==== Provided information ====

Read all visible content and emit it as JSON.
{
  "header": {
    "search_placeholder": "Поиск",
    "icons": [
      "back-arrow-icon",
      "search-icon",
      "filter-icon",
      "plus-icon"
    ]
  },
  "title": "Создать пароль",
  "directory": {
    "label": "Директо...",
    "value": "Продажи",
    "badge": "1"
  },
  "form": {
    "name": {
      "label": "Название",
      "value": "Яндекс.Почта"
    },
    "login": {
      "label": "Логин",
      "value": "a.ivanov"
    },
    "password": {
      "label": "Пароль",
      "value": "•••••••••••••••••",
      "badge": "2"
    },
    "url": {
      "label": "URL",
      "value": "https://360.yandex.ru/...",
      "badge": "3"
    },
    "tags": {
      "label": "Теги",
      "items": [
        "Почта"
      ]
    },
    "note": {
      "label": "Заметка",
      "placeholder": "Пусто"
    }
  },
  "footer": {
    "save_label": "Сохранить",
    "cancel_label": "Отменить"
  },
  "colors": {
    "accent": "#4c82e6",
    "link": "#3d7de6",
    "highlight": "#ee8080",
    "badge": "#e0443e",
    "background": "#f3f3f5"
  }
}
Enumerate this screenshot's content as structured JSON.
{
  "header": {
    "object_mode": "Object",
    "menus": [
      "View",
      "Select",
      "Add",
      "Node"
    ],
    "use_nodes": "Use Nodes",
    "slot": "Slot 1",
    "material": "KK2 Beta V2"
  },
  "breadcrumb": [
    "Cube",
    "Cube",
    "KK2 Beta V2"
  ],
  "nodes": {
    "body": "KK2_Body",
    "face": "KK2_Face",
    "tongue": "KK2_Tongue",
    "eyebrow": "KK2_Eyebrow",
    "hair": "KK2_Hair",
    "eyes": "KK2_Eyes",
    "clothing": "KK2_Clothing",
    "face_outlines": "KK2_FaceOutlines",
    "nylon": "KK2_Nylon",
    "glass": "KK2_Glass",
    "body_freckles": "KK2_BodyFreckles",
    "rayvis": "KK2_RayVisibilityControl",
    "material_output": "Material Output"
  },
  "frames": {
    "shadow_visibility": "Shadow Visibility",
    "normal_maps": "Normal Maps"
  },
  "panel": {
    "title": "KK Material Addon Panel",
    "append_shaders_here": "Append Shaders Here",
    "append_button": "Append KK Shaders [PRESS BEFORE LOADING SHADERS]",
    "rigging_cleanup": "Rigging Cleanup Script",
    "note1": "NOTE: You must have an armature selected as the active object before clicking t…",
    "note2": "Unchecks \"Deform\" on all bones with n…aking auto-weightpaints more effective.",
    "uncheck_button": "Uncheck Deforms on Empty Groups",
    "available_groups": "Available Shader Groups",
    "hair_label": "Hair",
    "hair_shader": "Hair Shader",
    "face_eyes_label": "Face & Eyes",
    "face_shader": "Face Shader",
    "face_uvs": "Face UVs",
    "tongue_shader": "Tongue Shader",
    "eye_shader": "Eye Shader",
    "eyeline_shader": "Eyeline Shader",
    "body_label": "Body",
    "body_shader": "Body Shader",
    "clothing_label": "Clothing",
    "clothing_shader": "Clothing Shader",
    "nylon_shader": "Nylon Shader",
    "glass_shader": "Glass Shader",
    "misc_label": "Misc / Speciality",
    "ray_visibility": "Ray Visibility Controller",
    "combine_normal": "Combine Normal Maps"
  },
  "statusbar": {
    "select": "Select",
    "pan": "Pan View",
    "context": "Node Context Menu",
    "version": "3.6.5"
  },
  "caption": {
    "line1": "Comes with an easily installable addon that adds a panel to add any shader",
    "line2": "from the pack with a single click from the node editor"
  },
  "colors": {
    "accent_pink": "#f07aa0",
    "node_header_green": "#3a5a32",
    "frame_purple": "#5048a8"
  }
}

====

> _Directive_:
Set out the complete listing exactly as shown.

> _Expected answer_:
Read all visible content and emit it as JSON.
{
  "header": {
    "search_placeholder": "Поиск",
    "icons": [
      "back-arrow-icon",
      "search-icon",
      "filter-icon",
      "plus-icon"
    ]
  },
  "title": "Создать пароль",
  "directory": {
    "label": "Директо...",
    "value": "Продажи",
    "badge": "1"
  },
  "form": {
    "name": {
      "label": "Название",
      "value": "Яндекс.Почта"
    },
    "login": {
      "label": "Логин",
      "value": "a.ivanov"
    },
    "password": {
      "label": "Пароль",
      "value": "•••••••••••••••••",
      "badge": "2"
    },
    "url": {
      "label": "URL",
      "value": "https://360.yandex.ru/...",
      "badge": "3"
    },
    "tags": {
      "label": "Теги",
      "items": [
        "Почта"
      ]
    },
    "note": {
      "label": "Заметка",
      "placeholder": "Пусто"
    }
  },
  "footer": {
    "save_label": "Сохранить",
    "cancel_label": "Отменить"
  },
  "colors": {
    "accent": "#4c82e6",
    "link": "#3d7de6",
    "highlight": "#ee8080",
    "badge": "#e0443e",
    "background": "#f3f3f5"
  }
}
Enumerate this screenshot's content as structured JSON.
{
  "header": {
    "object_mode": "Object",
    "menus": [
      "View",
      "Select",
      "Add",
      "Node"
    ],
    "use_nodes": "Use Nodes",
    "slot": "Slot 1",
    "material": "KK2 Beta V2"
  },
  "breadcrumb": [
    "Cube",
    "Cube",
    "KK2 Beta V2"
  ],
  "nodes": {
    "body": "KK2_Body",
    "face": "KK2_Face",
    "tongue": "KK2_Tongue",
    "eyebrow": "KK2_Eyebrow",
    "hair": "KK2_Hair",
    "eyes": "KK2_Eyes",
    "clothing": "KK2_Clothing",
    "face_outlines": "KK2_FaceOutlines",
    "nylon": "KK2_Nylon",
    "glass": "KK2_Glass",
    "body_freckles": "KK2_BodyFreckles",
    "rayvis": "KK2_RayVisibilityControl",
    "material_output": "Material Output"
  },
  "frames": {
    "shadow_visibility": "Shadow Visibility",
    "normal_maps": "Normal Maps"
  },
  "panel": {
    "title": "KK Material Addon Panel",
    "append_shaders_here": "Append Shaders Here",
    "append_button": "Append KK Shaders [PRESS BEFORE LOADING SHADERS]",
    "rigging_cleanup": "Rigging Cleanup Script",
    "note1": "NOTE: You must have an armature selected as the active object before clicking t…",
    "note2": "Unchecks \"Deform\" on all bones with n…aking auto-weightpaints more effective.",
    "uncheck_button": "Uncheck Deforms on Empty Groups",
    "available_groups": "Available Shader Groups",
    "hair_label": "Hair",
    "hair_shader": "Hair Shader",
    "face_eyes_label": "Face & Eyes",
    "face_shader": "Face Shader",
    "face_uvs": "Face UVs",
    "tongue_shader": "Tongue Shader",
    "eye_shader": "Eye Shader",
    "eyeline_shader": "Eyeline Shader",
    "body_label": "Body",
    "body_shader": "Body Shader",
    "clothing_label": "Clothing",
    "clothing_shader": "Clothing Shader",
    "nylon_shader": "Nylon Shader",
    "glass_shader": "Glass Shader",
    "misc_label": "Misc / Speciality",
    "ray_visibility": "Ray Visibility Controller",
    "combine_normal": "Combine Normal Maps"
  },
  "statusbar": {
    "select": "Select",
    "pan": "Pan View",
    "context": "Node Context Menu",
    "version": "3.6.5"
  },
  "caption": {
    "line1": "Comes with an easily installable addon that adds a panel to add any shader",
    "line2": "from the pack with a single click from the node editor"
  },
  "colors": {
    "accent_pink": "#f07aa0",
    "node_header_green": "#3a5a32",
    "frame_purple": "#5048a8"
  }
}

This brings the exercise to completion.